WHAT THE TASK REQUIRES >> In the records that follow, locate every line with "Număr" and extract it.

Rows from a dataset >>

******************************

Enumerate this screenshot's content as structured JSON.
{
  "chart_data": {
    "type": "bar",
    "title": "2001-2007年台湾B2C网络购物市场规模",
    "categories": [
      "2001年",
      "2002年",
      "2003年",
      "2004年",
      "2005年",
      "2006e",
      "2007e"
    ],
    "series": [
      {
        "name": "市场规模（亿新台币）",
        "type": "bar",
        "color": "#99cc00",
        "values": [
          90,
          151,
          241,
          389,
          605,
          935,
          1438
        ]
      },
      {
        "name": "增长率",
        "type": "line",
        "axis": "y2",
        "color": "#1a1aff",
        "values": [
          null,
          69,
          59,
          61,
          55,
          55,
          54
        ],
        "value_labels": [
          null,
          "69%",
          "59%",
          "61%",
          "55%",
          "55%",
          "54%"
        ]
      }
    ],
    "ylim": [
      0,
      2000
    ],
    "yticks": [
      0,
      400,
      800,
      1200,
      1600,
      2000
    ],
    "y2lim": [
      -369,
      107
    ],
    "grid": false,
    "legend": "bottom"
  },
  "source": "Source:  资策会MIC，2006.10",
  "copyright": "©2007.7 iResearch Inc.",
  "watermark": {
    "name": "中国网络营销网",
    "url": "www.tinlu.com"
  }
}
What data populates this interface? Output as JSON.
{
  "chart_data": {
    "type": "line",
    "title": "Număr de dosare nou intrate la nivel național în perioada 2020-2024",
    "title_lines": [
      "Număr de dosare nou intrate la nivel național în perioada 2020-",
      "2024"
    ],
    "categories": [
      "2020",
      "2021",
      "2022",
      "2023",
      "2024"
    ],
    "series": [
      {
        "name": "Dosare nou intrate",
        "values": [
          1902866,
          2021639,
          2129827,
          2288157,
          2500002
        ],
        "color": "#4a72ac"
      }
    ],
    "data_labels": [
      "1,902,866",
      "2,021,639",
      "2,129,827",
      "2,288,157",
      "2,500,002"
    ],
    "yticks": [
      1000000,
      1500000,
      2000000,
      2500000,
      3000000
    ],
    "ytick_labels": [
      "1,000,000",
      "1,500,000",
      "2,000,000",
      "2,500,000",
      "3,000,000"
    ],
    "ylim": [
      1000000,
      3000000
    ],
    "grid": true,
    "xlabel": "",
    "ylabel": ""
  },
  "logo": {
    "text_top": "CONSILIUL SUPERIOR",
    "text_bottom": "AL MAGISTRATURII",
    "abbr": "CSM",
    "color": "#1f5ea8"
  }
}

******************************

ANSWER TO THE EXERCISE >>
    "title": "Număr de dosare nou intrate la nivel național în perioada 2020-2024",
      "Număr de dosare nou intrate la nivel național în perioada 2020-",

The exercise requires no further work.